=== SET TASK ===
Repeat, exactly and in full, the lines of the listing below, but without any pictures.

=== DATASET CONTENT ===

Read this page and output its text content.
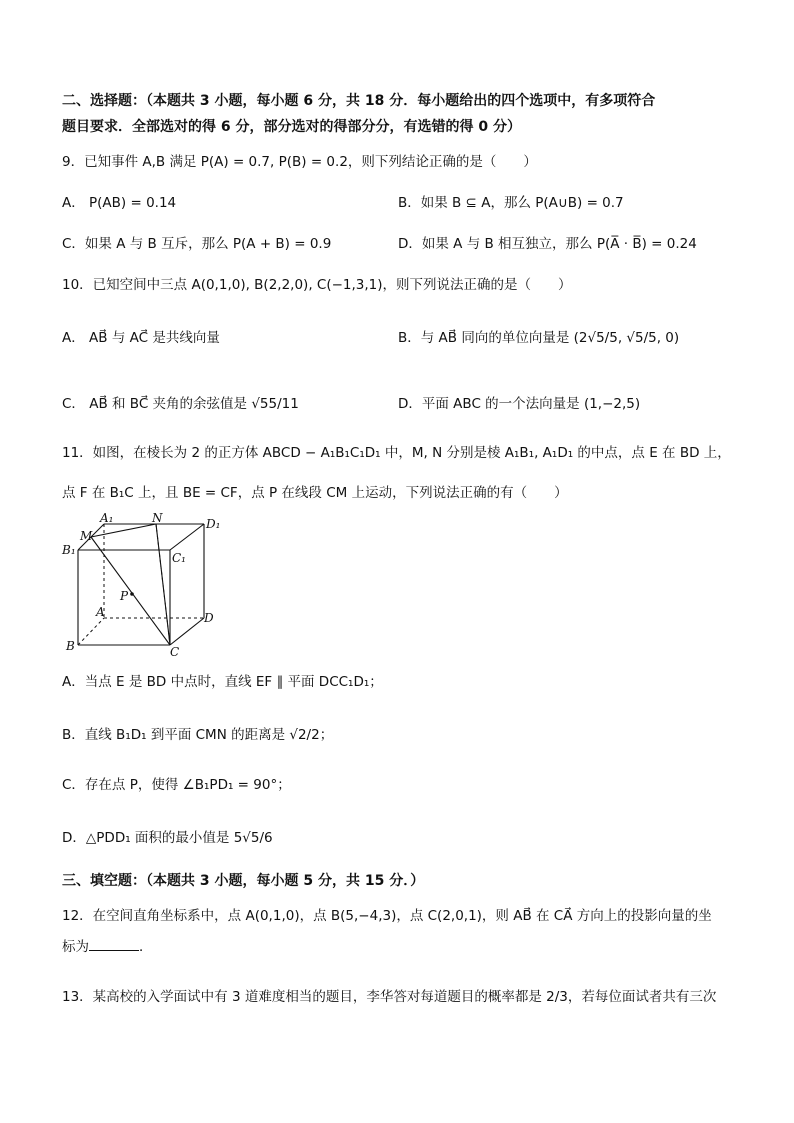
二、选择题：（本题共 3 小题，每小题 6 分，共 18 分．每小题给出的四个选项中，有多项符合
题目要求．全部选对的得 6 分，部分选对的得部分分，有选错的得 0 分）
9．已知事件 A,B 满足 P(A) = 0.7, P(B) = 0.2，则下列结论正确的是（　　）
A． P(AB) = 0.14	B．如果 B ⊆ A，那么 P(A∪B) = 0.7
C．如果 A 与 B 互斥，那么 P(A + B) = 0.9	D．如果 A 与 B 相互独立，那么 P(A̅ · B̅) = 0.24
10．已知空间中三点 A(0,1,0), B(2,2,0), C(−1,3,1)，则下列说法正确的是（　　）
A． AB⃗ 与 AC⃗ 是共线向量	B．与 AB⃗ 同向的单位向量是 (2√5/5, √5/5, 0)
C． AB⃗ 和 BC⃗ 夹角的余弦值是 √55/11	D．平面 ABC 的一个法向量是 (1,−2,5)
11．如图，在棱长为 2 的正方体 ABCD − A₁B₁C₁D₁ 中，M, N 分别是棱 A₁B₁, A₁D₁ 的中点，点 E 在 BD 上，
点 F 在 B₁C 上，且 BE = CF，点 P 在线段 CM 上运动，下列说法正确的有（　　）
A₁	N	D₁
M
B₁
C₁
P
A	D
B	C
A．当点 E 是 BD 中点时，直线 EF ∥ 平面 DCC₁D₁；
B．直线 B₁D₁ 到平面 CMN 的距离是 √2/2；
C．存在点 P，使得 ∠B₁PD₁ = 90°；
D．△PDD₁ 面积的最小值是 5√5/6
三、填空题：（本题共 3 小题，每小题 5 分，共 15 分．）
12．在空间直角坐标系中，点 A(0,1,0)，点 B(5,−4,3)，点 C(2,0,1)，则 AB⃗ 在 CA⃗ 方向上的投影向量的坐
标为	．
13．某高校的入学面试中有 3 道难度相当的题目，李华答对每道题目的概率都是 2/3，若每位面试者共有三次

=== COMPLETED EXERCISE ===
Read this page and output its text content.
二、选择题：（本题共 3 小题，每小题 6 分，共 18 分．每小题给出的四个选项中，有多项符合
题目要求．全部选对的得 6 分，部分选对的得部分分，有选错的得 0 分）
9．已知事件 A,B 满足 P(A) = 0.7, P(B) = 0.2，则下列结论正确的是（　　）
A． P(AB) = 0.14	B．如果 B ⊆ A，那么 P(A∪B) = 0.7
C．如果 A 与 B 互斥，那么 P(A + B) = 0.9	D．如果 A 与 B 相互独立，那么 P(A̅ · B̅) = 0.24
10．已知空间中三点 A(0,1,0), B(2,2,0), C(−1,3,1)，则下列说法正确的是（　　）
A． AB⃗ 与 AC⃗ 是共线向量	B．与 AB⃗ 同向的单位向量是 (2√5/5, √5/5, 0)
C． AB⃗ 和 BC⃗ 夹角的余弦值是 √55/11	D．平面 ABC 的一个法向量是 (1,−2,5)
11．如图，在棱长为 2 的正方体 ABCD − A₁B₁C₁D₁ 中，M, N 分别是棱 A₁B₁, A₁D₁ 的中点，点 E 在 BD 上，
点 F 在 B₁C 上，且 BE = CF，点 P 在线段 CM 上运动，下列说法正确的有（　　）
A₁	N	D₁
M
B₁
C₁
P
A	D
B	C
A．当点 E 是 BD 中点时，直线 EF ∥ 平面 DCC₁D₁；
B．直线 B₁D₁ 到平面 CMN 的距离是 √2/2；
C．存在点 P，使得 ∠B₁PD₁ = 90°；
D．△PDD₁ 面积的最小值是 5√5/6
三、填空题：（本题共 3 小题，每小题 5 分，共 15 分．）
12．在空间直角坐标系中，点 A(0,1,0)，点 B(5,−4,3)，点 C(2,0,1)，则 AB⃗ 在 CA⃗ 方向上的投影向量的坐
标为	．
13．某高校的入学面试中有 3 道难度相当的题目，李华答对每道题目的概率都是 2/3，若每位面试者共有三次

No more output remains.